## Exercise directions
Your task is to reproduce the entries below word for word.

--- Start of Material ---

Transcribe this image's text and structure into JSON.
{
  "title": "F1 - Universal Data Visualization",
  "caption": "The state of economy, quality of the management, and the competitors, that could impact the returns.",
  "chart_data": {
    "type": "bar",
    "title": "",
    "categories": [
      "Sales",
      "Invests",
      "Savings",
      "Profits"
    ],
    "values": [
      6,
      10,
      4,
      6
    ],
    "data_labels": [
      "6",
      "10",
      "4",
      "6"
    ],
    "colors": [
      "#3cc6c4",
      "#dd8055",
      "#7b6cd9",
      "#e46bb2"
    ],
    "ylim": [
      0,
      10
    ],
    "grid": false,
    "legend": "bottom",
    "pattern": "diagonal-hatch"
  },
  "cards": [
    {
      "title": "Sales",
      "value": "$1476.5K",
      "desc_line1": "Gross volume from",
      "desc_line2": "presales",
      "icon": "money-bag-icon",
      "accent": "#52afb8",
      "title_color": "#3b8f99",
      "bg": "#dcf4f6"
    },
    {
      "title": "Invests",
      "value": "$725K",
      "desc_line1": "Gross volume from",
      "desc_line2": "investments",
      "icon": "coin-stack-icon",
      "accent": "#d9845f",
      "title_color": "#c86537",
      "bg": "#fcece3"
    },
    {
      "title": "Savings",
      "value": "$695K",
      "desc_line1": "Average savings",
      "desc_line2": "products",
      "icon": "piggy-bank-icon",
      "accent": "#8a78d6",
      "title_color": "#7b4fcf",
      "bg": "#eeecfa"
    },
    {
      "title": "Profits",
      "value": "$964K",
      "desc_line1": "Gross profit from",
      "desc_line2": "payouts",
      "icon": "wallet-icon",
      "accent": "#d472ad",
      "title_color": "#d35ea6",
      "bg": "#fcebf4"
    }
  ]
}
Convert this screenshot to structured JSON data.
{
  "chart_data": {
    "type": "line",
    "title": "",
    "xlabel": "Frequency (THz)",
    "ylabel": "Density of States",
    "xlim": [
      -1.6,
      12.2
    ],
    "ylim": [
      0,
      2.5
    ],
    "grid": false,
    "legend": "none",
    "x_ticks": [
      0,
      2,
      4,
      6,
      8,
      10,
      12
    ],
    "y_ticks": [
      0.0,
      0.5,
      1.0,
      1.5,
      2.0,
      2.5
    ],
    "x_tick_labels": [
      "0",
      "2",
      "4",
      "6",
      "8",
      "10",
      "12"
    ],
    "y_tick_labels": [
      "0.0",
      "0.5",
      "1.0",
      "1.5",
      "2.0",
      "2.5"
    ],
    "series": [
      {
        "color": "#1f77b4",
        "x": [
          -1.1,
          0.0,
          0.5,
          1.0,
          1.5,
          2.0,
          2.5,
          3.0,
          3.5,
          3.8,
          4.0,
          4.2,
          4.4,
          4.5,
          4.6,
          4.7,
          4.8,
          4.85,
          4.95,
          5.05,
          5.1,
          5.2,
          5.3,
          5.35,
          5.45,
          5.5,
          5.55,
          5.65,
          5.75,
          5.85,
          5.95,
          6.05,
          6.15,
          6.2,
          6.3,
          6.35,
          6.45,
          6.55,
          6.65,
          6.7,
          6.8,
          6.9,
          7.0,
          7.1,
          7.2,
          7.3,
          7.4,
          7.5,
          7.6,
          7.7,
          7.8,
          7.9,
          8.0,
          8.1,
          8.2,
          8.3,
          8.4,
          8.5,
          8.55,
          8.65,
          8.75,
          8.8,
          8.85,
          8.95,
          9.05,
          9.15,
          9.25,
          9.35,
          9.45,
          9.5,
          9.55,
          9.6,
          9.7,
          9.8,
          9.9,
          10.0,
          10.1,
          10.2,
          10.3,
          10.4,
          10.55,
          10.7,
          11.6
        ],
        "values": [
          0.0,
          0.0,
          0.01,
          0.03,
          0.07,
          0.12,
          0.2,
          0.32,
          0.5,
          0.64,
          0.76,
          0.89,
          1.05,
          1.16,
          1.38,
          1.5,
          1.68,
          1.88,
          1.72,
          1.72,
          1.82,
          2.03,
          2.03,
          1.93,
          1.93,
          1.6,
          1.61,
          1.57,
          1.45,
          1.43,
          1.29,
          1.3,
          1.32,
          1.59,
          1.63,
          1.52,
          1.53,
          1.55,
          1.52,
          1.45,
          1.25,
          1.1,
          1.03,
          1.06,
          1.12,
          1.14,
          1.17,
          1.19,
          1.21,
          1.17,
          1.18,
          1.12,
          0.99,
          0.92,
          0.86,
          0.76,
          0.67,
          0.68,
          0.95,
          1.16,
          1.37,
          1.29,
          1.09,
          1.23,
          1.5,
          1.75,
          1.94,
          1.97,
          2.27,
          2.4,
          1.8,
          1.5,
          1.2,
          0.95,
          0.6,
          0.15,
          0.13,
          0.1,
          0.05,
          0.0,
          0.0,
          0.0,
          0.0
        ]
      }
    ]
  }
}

--- End of Material ---

## Solution to this task
Transcribe this image's text and structure into JSON.
{
  "title": "F1 - Universal Data Visualization",
  "caption": "The state of economy, quality of the management, and the competitors, that could impact the returns.",
  "chart_data": {
    "type": "bar",
    "title": "",
    "categories": [
      "Sales",
      "Invests",
      "Savings",
      "Profits"
    ],
    "values": [
      6,
      10,
      4,
      6
    ],
    "data_labels": [
      "6",
      "10",
      "4",
      "6"
    ],
    "colors": [
      "#3cc6c4",
      "#dd8055",
      "#7b6cd9",
      "#e46bb2"
    ],
    "ylim": [
      0,
      10
    ],
    "grid": false,
    "legend": "bottom",
    "pattern": "diagonal-hatch"
  },
  "cards": [
    {
      "title": "Sales",
      "value": "$1476.5K",
      "desc_line1": "Gross volume from",
      "desc_line2": "presales",
      "icon": "money-bag-icon",
      "accent": "#52afb8",
      "title_color": "#3b8f99",
      "bg": "#dcf4f6"
    },
    {
      "title": "Invests",
      "value": "$725K",
      "desc_line1": "Gross volume from",
      "desc_line2": "investments",
      "icon": "coin-stack-icon",
      "accent": "#d9845f",
      "title_color": "#c86537",
      "bg": "#fcece3"
    },
    {
      "title": "Savings",
      "value": "$695K",
      "desc_line1": "Average savings",
      "desc_line2": "products",
      "icon": "piggy-bank-icon",
      "accent": "#8a78d6",
      "title_color": "#7b4fcf",
      "bg": "#eeecfa"
    },
    {
      "title": "Profits",
      "value": "$964K",
      "desc_line1": "Gross profit from",
      "desc_line2": "payouts",
      "icon": "wallet-icon",
      "accent": "#d472ad",
      "title_color": "#d35ea6",
      "bg": "#fcebf4"
    }
  ]
}
Convert this screenshot to structured JSON data.
{
  "chart_data": {
    "type": "line",
    "title": "",
    "xlabel": "Frequency (THz)",
    "ylabel": "Density of States",
    "xlim": [
      -1.6,
      12.2
    ],
    "ylim": [
      0,
      2.5
    ],
    "grid": false,
    "legend": "none",
    "x_ticks": [
      0,
      2,
      4,
      6,
      8,
      10,
      12
    ],
    "y_ticks": [
      0.0,
      0.5,
      1.0,
      1.5,
      2.0,
      2.5
    ],
    "x_tick_labels": [
      "0",
      "2",
      "4",
      "6",
      "8",
      "10",
      "12"
    ],
    "y_tick_labels": [
      "0.0",
      "0.5",
      "1.0",
      "1.5",
      "2.0",
      "2.5"
    ],
    "series": [
      {
        "color": "#1f77b4",
        "x": [
          -1.1,
          0.0,
          0.5,
          1.0,
          1.5,
          2.0,
          2.5,
          3.0,
          3.5,
          3.8,
          4.0,
          4.2,
          4.4,
          4.5,
          4.6,
          4.7,
          4.8,
          4.85,
          4.95,
          5.05,
          5.1,
          5.2,
          5.3,
          5.35,
          5.45,
          5.5,
          5.55,
          5.65,
          5.75,
          5.85,
          5.95,
          6.05,
          6.15,
          6.2,
          6.3,
          6.35,
          6.45,
          6.55,
          6.65,
          6.7,
          6.8,
          6.9,
          7.0,
          7.1,
          7.2,
          7.3,
          7.4,
          7.5,
          7.6,
          7.7,
          7.8,
          7.9,
          8.0,
          8.1,
          8.2,
          8.3,
          8.4,
          8.5,
          8.55,
          8.65,
          8.75,
          8.8,
          8.85,
          8.95,
          9.05,
          9.15,
          9.25,
          9.35,
          9.45,
          9.5,
          9.55,
          9.6,
          9.7,
          9.8,
          9.9,
          10.0,
          10.1,
          10.2,
          10.3,
          10.4,
          10.55,
          10.7,
          11.6
        ],
        "values": [
          0.0,
          0.0,
          0.01,
          0.03,
          0.07,
          0.12,
          0.2,
          0.32,
          0.5,
          0.64,
          0.76,
          0.89,
          1.05,
          1.16,
          1.38,
          1.5,
          1.68,
          1.88,
          1.72,
          1.72,
          1.82,
          2.03,
          2.03,
          1.93,
          1.93,
          1.6,
          1.61,
          1.57,
          1.45,
          1.43,
          1.29,
          1.3,
          1.32,
          1.59,
          1.63,
          1.52,
          1.53,
          1.55,
          1.52,
          1.45,
          1.25,
          1.1,
          1.03,
          1.06,
          1.12,
          1.14,
          1.17,
          1.19,
          1.21,
          1.17,
          1.18,
          1.12,
          0.99,
          0.92,
          0.86,
          0.76,
          0.67,
          0.68,
          0.95,
          1.16,
          1.37,
          1.29,
          1.09,
          1.23,
          1.5,
          1.75,
          1.94,
          1.97,
          2.27,
          2.4,
          1.8,
          1.5,
          1.2,
          0.95,
          0.6,
          0.15,
          0.13,
          0.1,
          0.05,
          0.0,
          0.0,
          0.0,
          0.0
        ]
      }
    ]
  }
}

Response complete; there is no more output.